Go through the entries one line at a time, and gather every line that has the word "作为一名党员".

----- DATASET -----

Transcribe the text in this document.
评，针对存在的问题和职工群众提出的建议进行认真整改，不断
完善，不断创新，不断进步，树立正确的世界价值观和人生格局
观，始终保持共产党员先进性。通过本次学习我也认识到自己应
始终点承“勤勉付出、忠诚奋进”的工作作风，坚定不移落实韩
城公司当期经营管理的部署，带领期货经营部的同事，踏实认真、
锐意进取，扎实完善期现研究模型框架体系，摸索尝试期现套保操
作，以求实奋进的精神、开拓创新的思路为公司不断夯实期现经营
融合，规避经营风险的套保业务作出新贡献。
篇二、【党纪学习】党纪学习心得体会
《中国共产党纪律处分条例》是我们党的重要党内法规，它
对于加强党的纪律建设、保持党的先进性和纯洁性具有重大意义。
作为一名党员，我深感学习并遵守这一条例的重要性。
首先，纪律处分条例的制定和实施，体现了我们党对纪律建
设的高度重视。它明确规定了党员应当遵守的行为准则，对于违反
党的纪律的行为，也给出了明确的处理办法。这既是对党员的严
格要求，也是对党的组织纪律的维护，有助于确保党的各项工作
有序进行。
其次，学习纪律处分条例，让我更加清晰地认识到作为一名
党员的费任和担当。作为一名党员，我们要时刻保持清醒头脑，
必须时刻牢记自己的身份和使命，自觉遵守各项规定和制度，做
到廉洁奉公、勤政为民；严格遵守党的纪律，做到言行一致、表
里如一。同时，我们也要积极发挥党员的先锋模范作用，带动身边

-----

▶ [COMPLETED TASK]
作为一名党员，我深感学习并遵守这一条例的重要性。
党员的费任和担当。作为一名党员，我们要时刻保持清醒头脑，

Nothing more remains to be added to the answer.